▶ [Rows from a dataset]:
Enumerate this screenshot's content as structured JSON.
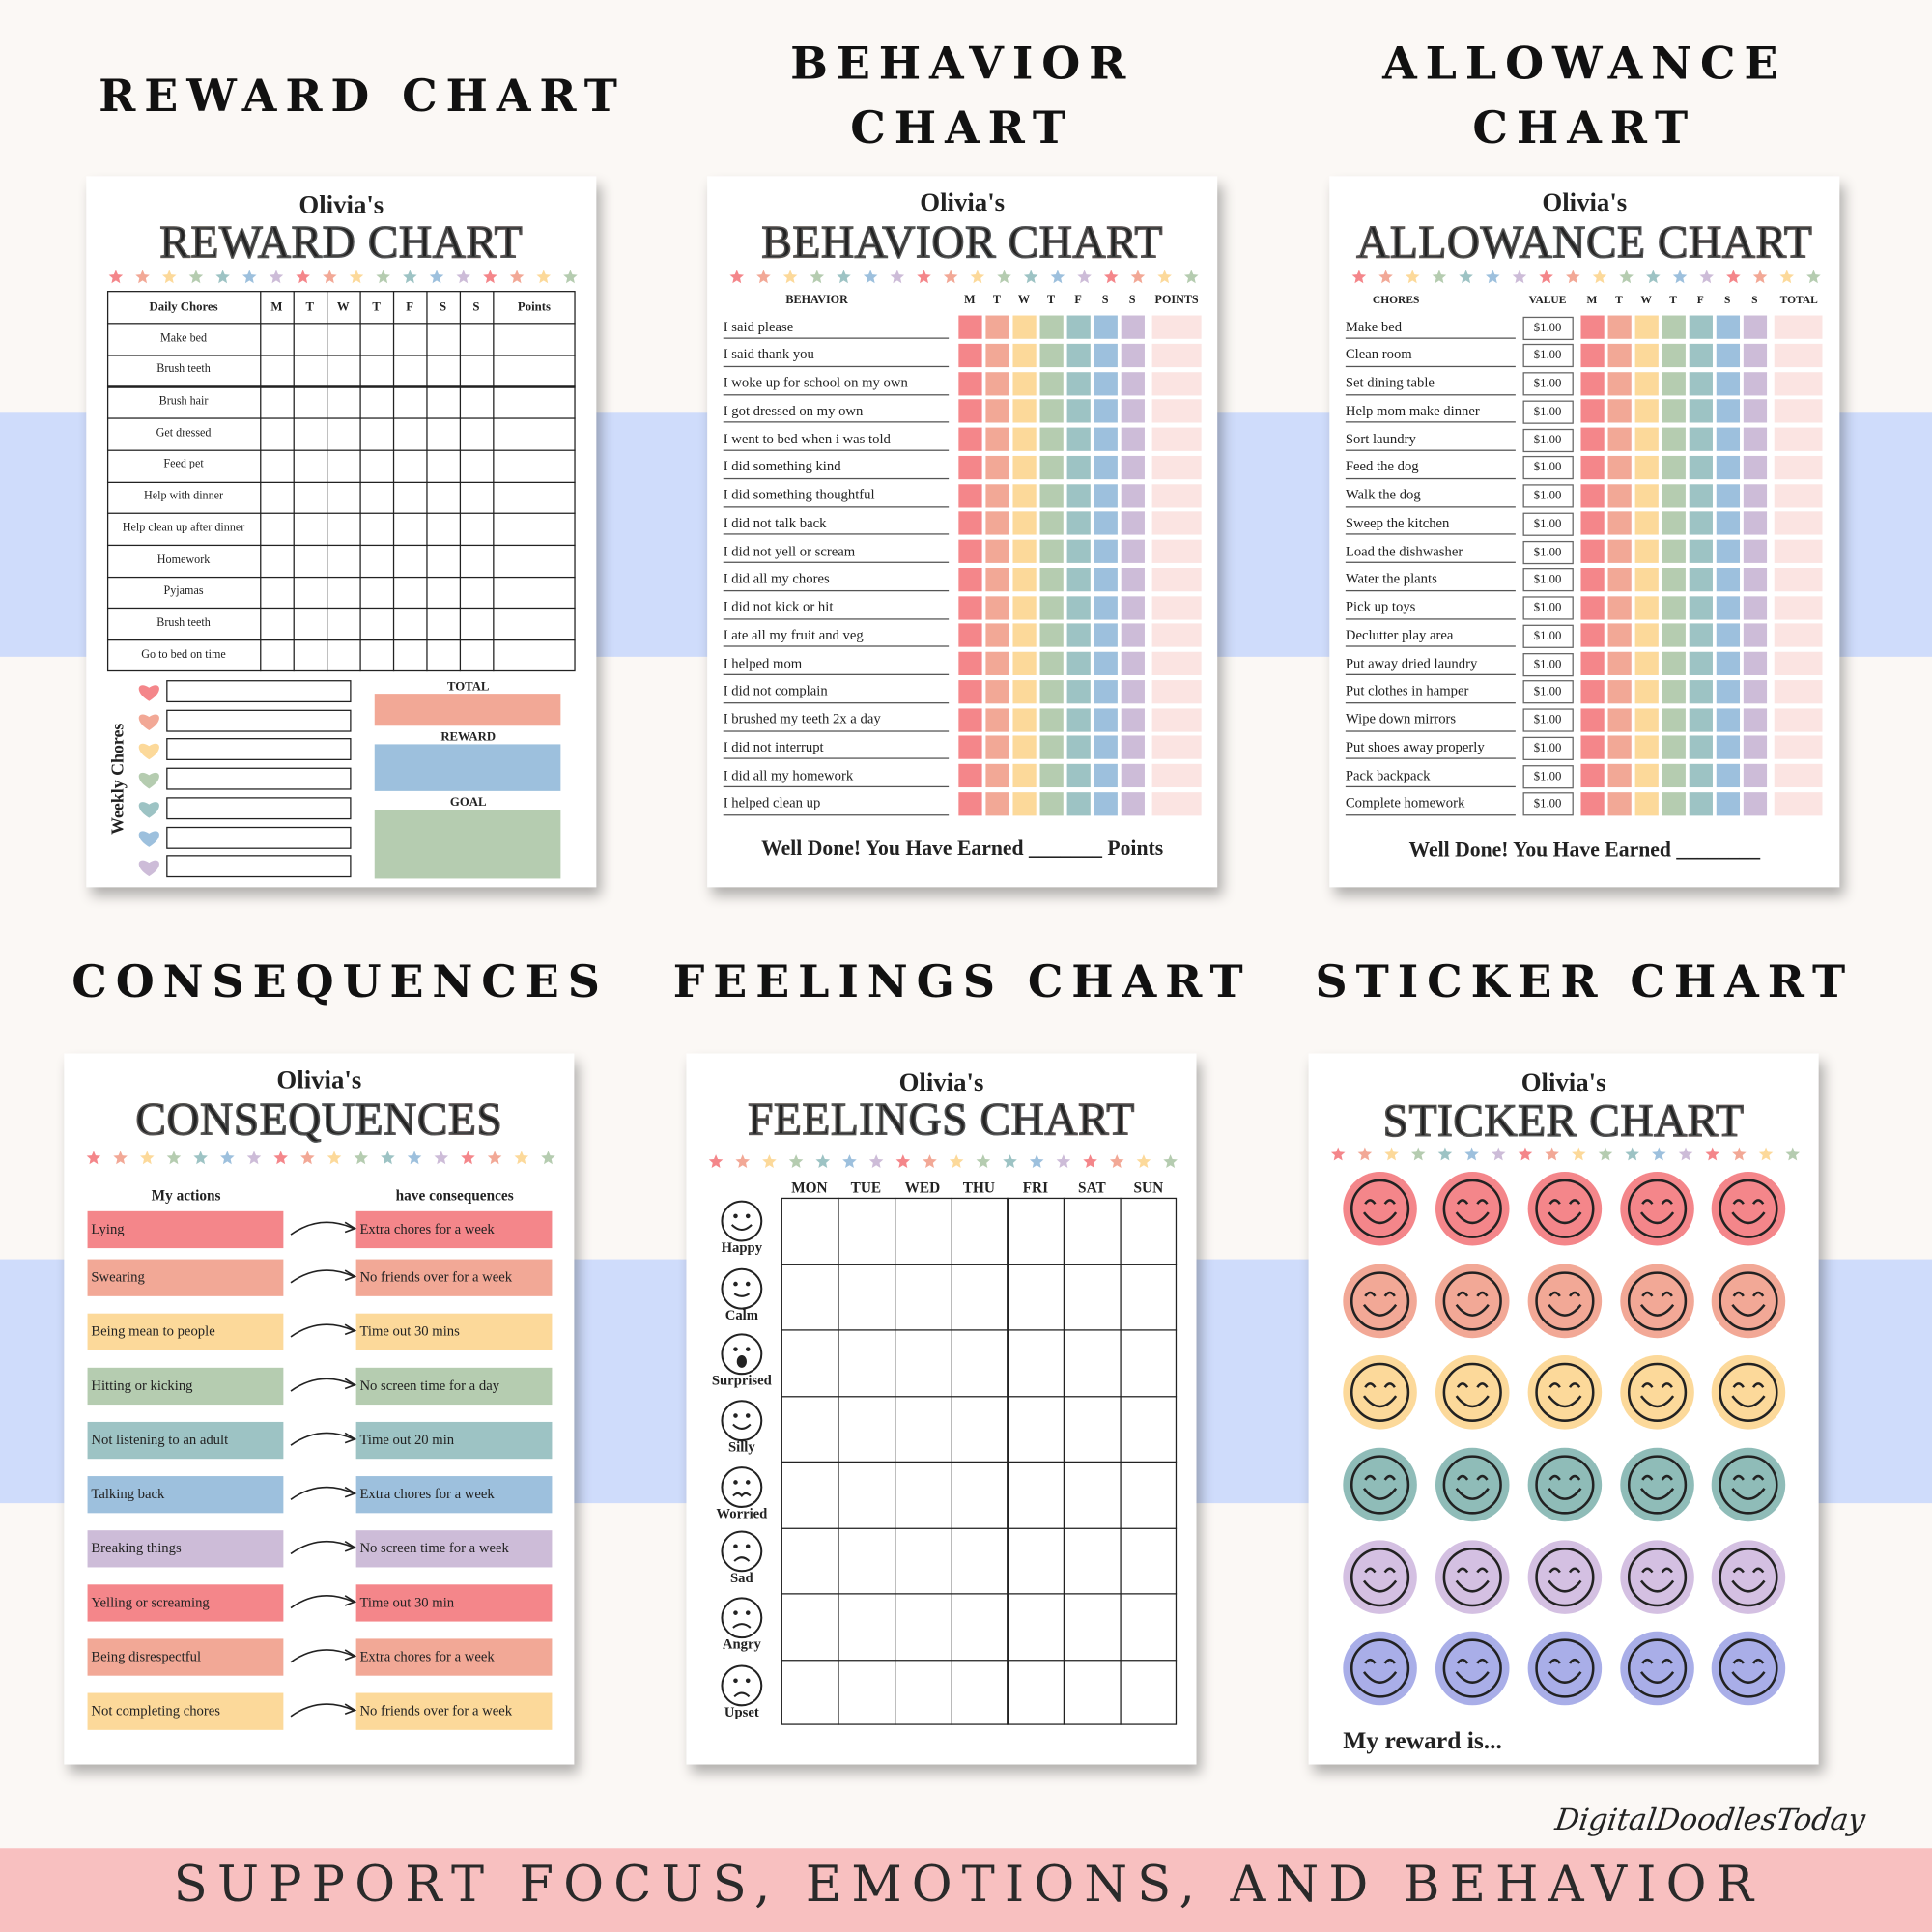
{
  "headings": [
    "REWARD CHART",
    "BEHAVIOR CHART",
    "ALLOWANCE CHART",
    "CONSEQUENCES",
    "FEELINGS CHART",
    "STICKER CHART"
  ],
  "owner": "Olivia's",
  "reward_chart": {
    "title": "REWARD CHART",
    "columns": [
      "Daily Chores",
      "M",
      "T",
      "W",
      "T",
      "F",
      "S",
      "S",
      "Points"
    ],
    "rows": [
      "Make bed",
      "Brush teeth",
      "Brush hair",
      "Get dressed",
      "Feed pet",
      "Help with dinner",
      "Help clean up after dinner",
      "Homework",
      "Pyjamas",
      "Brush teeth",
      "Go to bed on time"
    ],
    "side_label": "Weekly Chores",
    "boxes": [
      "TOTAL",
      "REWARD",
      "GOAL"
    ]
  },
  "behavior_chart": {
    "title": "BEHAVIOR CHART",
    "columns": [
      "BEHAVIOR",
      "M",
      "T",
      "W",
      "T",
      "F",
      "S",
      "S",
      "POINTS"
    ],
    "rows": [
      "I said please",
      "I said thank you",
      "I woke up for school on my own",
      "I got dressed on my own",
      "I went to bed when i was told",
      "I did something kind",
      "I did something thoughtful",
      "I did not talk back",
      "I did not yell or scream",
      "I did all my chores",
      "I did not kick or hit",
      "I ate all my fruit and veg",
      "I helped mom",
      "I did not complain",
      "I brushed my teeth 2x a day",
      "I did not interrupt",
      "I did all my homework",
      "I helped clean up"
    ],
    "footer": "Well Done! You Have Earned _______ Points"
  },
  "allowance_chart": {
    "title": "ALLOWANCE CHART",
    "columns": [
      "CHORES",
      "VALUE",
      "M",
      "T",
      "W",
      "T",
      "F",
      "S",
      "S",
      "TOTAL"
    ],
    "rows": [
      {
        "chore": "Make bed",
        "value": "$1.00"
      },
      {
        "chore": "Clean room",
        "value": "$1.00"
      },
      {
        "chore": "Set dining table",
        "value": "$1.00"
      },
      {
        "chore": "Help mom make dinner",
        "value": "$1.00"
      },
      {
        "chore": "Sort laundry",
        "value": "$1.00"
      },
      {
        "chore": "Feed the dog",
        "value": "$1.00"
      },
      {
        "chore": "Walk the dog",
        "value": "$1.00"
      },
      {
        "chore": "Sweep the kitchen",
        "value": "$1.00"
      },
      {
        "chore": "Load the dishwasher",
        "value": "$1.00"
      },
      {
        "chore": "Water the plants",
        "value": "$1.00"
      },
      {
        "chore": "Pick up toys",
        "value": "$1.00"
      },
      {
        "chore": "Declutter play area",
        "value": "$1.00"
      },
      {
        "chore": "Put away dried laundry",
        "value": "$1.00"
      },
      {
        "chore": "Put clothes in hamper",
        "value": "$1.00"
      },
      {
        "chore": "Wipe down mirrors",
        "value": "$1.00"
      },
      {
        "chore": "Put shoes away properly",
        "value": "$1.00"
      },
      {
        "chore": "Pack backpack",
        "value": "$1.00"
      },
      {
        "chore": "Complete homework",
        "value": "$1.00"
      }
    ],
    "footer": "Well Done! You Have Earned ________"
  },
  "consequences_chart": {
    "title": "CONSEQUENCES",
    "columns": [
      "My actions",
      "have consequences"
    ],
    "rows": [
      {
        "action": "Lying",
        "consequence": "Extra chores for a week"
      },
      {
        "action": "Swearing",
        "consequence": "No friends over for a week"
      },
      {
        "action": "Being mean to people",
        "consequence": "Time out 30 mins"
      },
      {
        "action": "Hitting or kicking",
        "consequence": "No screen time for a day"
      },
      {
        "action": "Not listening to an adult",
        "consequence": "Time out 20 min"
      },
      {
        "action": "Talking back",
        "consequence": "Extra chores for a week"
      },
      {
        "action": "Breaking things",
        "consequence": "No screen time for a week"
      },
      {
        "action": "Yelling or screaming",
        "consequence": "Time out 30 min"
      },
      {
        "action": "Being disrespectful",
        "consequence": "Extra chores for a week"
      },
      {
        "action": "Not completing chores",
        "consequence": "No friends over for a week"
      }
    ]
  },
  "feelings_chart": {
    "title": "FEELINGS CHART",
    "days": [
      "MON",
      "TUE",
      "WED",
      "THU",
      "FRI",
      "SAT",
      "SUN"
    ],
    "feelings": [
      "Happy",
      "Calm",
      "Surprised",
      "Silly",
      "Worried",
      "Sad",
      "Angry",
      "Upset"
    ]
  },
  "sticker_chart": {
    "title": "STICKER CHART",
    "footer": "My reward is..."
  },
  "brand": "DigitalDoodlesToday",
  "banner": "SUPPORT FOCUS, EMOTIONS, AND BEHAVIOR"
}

▶ [DIRECTION]:
Repeat the data exactly, excluding the pictures.

▶ [CORRECT RESULT]:
Enumerate this screenshot's content as structured JSON.
{
  "headings": [
    "REWARD CHART",
    "BEHAVIOR CHART",
    "ALLOWANCE CHART",
    "CONSEQUENCES",
    "FEELINGS CHART",
    "STICKER CHART"
  ],
  "owner": "Olivia's",
  "reward_chart": {
    "title": "REWARD CHART",
    "columns": [
      "Daily Chores",
      "M",
      "T",
      "W",
      "T",
      "F",
      "S",
      "S",
      "Points"
    ],
    "rows": [
      "Make bed",
      "Brush teeth",
      "Brush hair",
      "Get dressed",
      "Feed pet",
      "Help with dinner",
      "Help clean up after dinner",
      "Homework",
      "Pyjamas",
      "Brush teeth",
      "Go to bed on time"
    ],
    "side_label": "Weekly Chores",
    "boxes": [
      "TOTAL",
      "REWARD",
      "GOAL"
    ]
  },
  "behavior_chart": {
    "title": "BEHAVIOR CHART",
    "columns": [
      "BEHAVIOR",
      "M",
      "T",
      "W",
      "T",
      "F",
      "S",
      "S",
      "POINTS"
    ],
    "rows": [
      "I said please",
      "I said thank you",
      "I woke up for school on my own",
      "I got dressed on my own",
      "I went to bed when i was told",
      "I did something kind",
      "I did something thoughtful",
      "I did not talk back",
      "I did not yell or scream",
      "I did all my chores",
      "I did not kick or hit",
      "I ate all my fruit and veg",
      "I helped mom",
      "I did not complain",
      "I brushed my teeth 2x a day",
      "I did not interrupt",
      "I did all my homework",
      "I helped clean up"
    ],
    "footer": "Well Done! You Have Earned _______ Points"
  },
  "allowance_chart": {
    "title": "ALLOWANCE CHART",
    "columns": [
      "CHORES",
      "VALUE",
      "M",
      "T",
      "W",
      "T",
      "F",
      "S",
      "S",
      "TOTAL"
    ],
    "rows": [
      {
        "chore": "Make bed",
        "value": "$1.00"
      },
      {
        "chore": "Clean room",
        "value": "$1.00"
      },
      {
        "chore": "Set dining table",
        "value": "$1.00"
      },
      {
        "chore": "Help mom make dinner",
        "value": "$1.00"
      },
      {
        "chore": "Sort laundry",
        "value": "$1.00"
      },
      {
        "chore": "Feed the dog",
        "value": "$1.00"
      },
      {
        "chore": "Walk the dog",
        "value": "$1.00"
      },
      {
        "chore": "Sweep the kitchen",
        "value": "$1.00"
      },
      {
        "chore": "Load the dishwasher",
        "value": "$1.00"
      },
      {
        "chore": "Water the plants",
        "value": "$1.00"
      },
      {
        "chore": "Pick up toys",
        "value": "$1.00"
      },
      {
        "chore": "Declutter play area",
        "value": "$1.00"
      },
      {
        "chore": "Put away dried laundry",
        "value": "$1.00"
      },
      {
        "chore": "Put clothes in hamper",
        "value": "$1.00"
      },
      {
        "chore": "Wipe down mirrors",
        "value": "$1.00"
      },
      {
        "chore": "Put shoes away properly",
        "value": "$1.00"
      },
      {
        "chore": "Pack backpack",
        "value": "$1.00"
      },
      {
        "chore": "Complete homework",
        "value": "$1.00"
      }
    ],
    "footer": "Well Done! You Have Earned ________"
  },
  "consequences_chart": {
    "title": "CONSEQUENCES",
    "columns": [
      "My actions",
      "have consequences"
    ],
    "rows": [
      {
        "action": "Lying",
        "consequence": "Extra chores for a week"
      },
      {
        "action": "Swearing",
        "consequence": "No friends over for a week"
      },
      {
        "action": "Being mean to people",
        "consequence": "Time out 30 mins"
      },
      {
        "action": "Hitting or kicking",
        "consequence": "No screen time for a day"
      },
      {
        "action": "Not listening to an adult",
        "consequence": "Time out 20 min"
      },
      {
        "action": "Talking back",
        "consequence": "Extra chores for a week"
      },
      {
        "action": "Breaking things",
        "consequence": "No screen time for a week"
      },
      {
        "action": "Yelling or screaming",
        "consequence": "Time out 30 min"
      },
      {
        "action": "Being disrespectful",
        "consequence": "Extra chores for a week"
      },
      {
        "action": "Not completing chores",
        "consequence": "No friends over for a week"
      }
    ]
  },
  "feelings_chart": {
    "title": "FEELINGS CHART",
    "days": [
      "MON",
      "TUE",
      "WED",
      "THU",
      "FRI",
      "SAT",
      "SUN"
    ],
    "feelings": [
      "Happy",
      "Calm",
      "Surprised",
      "Silly",
      "Worried",
      "Sad",
      "Angry",
      "Upset"
    ]
  },
  "sticker_chart": {
    "title": "STICKER CHART",
    "footer": "My reward is..."
  },
  "brand": "DigitalDoodlesToday",
  "banner": "SUPPORT FOCUS, EMOTIONS, AND BEHAVIOR"
}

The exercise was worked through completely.